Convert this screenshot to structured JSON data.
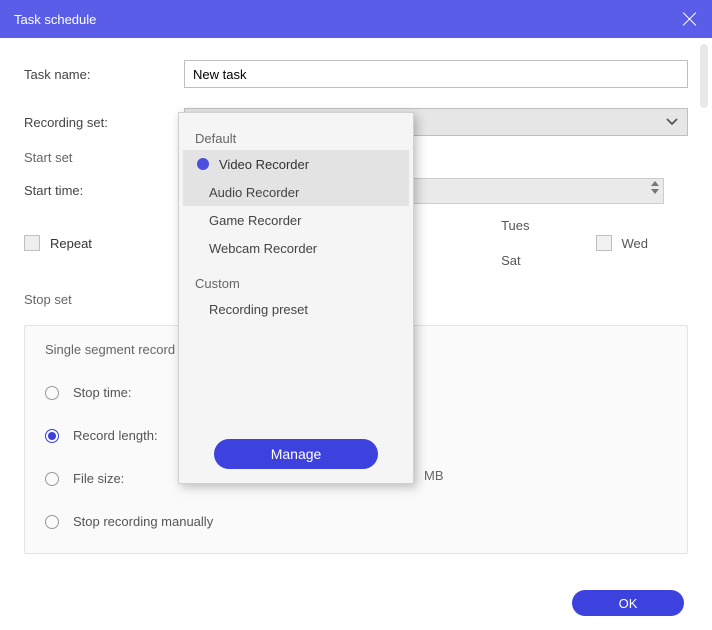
{
  "titlebar": {
    "title": "Task schedule"
  },
  "form": {
    "task_name_label": "Task name:",
    "task_name_value": "New task",
    "recording_set_label": "Recording set:",
    "recording_set_value": "Video Recorder",
    "start_set_label": "Start set",
    "start_time_label": "Start time:",
    "repeat_label": "Repeat",
    "stop_set_label": "Stop set",
    "days": {
      "tues": "Tues",
      "wed": "Wed",
      "sat": "Sat"
    }
  },
  "segment": {
    "title": "Single segment record",
    "options": {
      "stop_time": "Stop time:",
      "record_length": "Record length:",
      "file_size": "File size:",
      "manual": "Stop recording manually"
    },
    "selected": "record_length",
    "unit_mb": "MB"
  },
  "dropdown": {
    "group_default": "Default",
    "group_custom": "Custom",
    "items": {
      "video": "Video Recorder",
      "audio": "Audio Recorder",
      "game": "Game Recorder",
      "webcam": "Webcam Recorder",
      "preset": "Recording preset"
    },
    "manage_label": "Manage"
  },
  "footer": {
    "ok": "OK"
  }
}
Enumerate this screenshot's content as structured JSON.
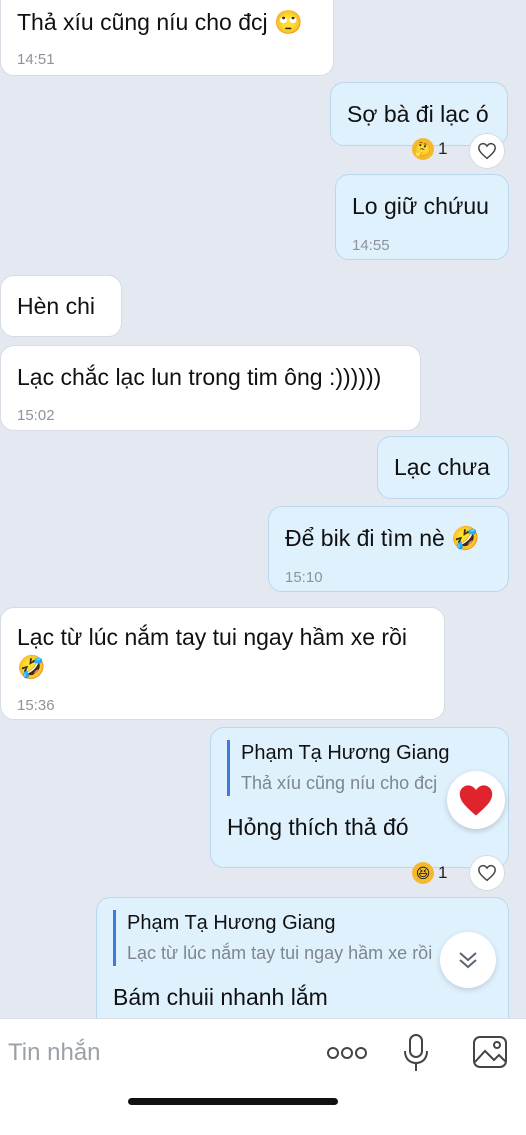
{
  "messages": [
    {
      "text": "Thả xíu cũng níu cho đcj 🙄",
      "time": "14:51"
    },
    {
      "text": "Sợ bà đi lạc ó",
      "reaction": {
        "emoji": "🤔",
        "count": "1"
      }
    },
    {
      "text": "Lo giữ chứuu",
      "time": "14:55"
    },
    {
      "text": "Hèn chi"
    },
    {
      "text": "Lạc chắc lạc lun trong tim ông :))))))",
      "time": "15:02"
    },
    {
      "text": "Lạc chưa"
    },
    {
      "text": "Để bik đi tìm nè 🤣",
      "time": "15:10"
    },
    {
      "text": "Lạc từ lúc nắm tay tui ngay hầm xe rồi",
      "text2": "🤣",
      "time": "15:36"
    },
    {
      "quote_name": "Phạm Tạ Hương Giang",
      "quote_text": "Thả xíu cũng níu cho đcj",
      "text": "Hỏng thích thả đó",
      "reaction": {
        "emoji": "😆",
        "count": "1"
      }
    },
    {
      "quote_name": "Phạm Tạ Hương Giang",
      "quote_text": "Lạc từ lúc nắm tay tui ngay hầm xe rồi",
      "text": "Bám chuii nhanh lắm"
    }
  ],
  "reaction_popup": {
    "emoji": "❤️"
  },
  "input": {
    "placeholder": "Tin nhắn"
  },
  "icons": [
    "heart-icon",
    "chevron-down-icon",
    "more-icon",
    "microphone-icon",
    "image-icon"
  ],
  "colors": {
    "incoming": "#ffffff",
    "outgoing": "#dff1fd",
    "background": "#e4e9f1",
    "quote_bar": "#3d7bd6"
  }
}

::::

* Required task:
Write the listing out a second time exactly, dropping all images.

* Answer for this exercise:
Convert this screenshot to structured JSON data.
{
  "titlebar": {
    "title": "Task schedule"
  },
  "form": {
    "task_name_label": "Task name:",
    "task_name_value": "New task",
    "recording_set_label": "Recording set:",
    "recording_set_value": "Video Recorder",
    "start_set_label": "Start set",
    "start_time_label": "Start time:",
    "repeat_label": "Repeat",
    "stop_set_label": "Stop set",
    "days": {
      "tues": "Tues",
      "wed": "Wed",
      "sat": "Sat"
    }
  },
  "segment": {
    "title": "Single segment record",
    "options": {
      "stop_time": "Stop time:",
      "record_length": "Record length:",
      "file_size": "File size:",
      "manual": "Stop recording manually"
    },
    "selected": "record_length",
    "unit_mb": "MB"
  },
  "dropdown": {
    "group_default": "Default",
    "group_custom": "Custom",
    "items": {
      "video": "Video Recorder",
      "audio": "Audio Recorder",
      "game": "Game Recorder",
      "webcam": "Webcam Recorder",
      "preset": "Recording preset"
    },
    "manage_label": "Manage"
  },
  "footer": {
    "ok": "OK"
  }
}
Enumerate this screenshot's content as structured JSON.
{
  "messages": [
    {
      "text": "Thả xíu cũng níu cho đcj 🙄",
      "time": "14:51"
    },
    {
      "text": "Sợ bà đi lạc ó",
      "reaction": {
        "emoji": "🤔",
        "count": "1"
      }
    },
    {
      "text": "Lo giữ chứuu",
      "time": "14:55"
    },
    {
      "text": "Hèn chi"
    },
    {
      "text": "Lạc chắc lạc lun trong tim ông :))))))",
      "time": "15:02"
    },
    {
      "text": "Lạc chưa"
    },
    {
      "text": "Để bik đi tìm nè 🤣",
      "time": "15:10"
    },
    {
      "text": "Lạc từ lúc nắm tay tui ngay hầm xe rồi",
      "text2": "🤣",
      "time": "15:36"
    },
    {
      "quote_name": "Phạm Tạ Hương Giang",
      "quote_text": "Thả xíu cũng níu cho đcj",
      "text": "Hỏng thích thả đó",
      "reaction": {
        "emoji": "😆",
        "count": "1"
      }
    },
    {
      "quote_name": "Phạm Tạ Hương Giang",
      "quote_text": "Lạc từ lúc nắm tay tui ngay hầm xe rồi",
      "text": "Bám chuii nhanh lắm"
    }
  ],
  "reaction_popup": {
    "emoji": "❤️"
  },
  "input": {
    "placeholder": "Tin nhắn"
  },
  "icons": [
    "heart-icon",
    "chevron-down-icon",
    "more-icon",
    "microphone-icon",
    "image-icon"
  ],
  "colors": {
    "incoming": "#ffffff",
    "outgoing": "#dff1fd",
    "background": "#e4e9f1",
    "quote_bar": "#3d7bd6"
  }
}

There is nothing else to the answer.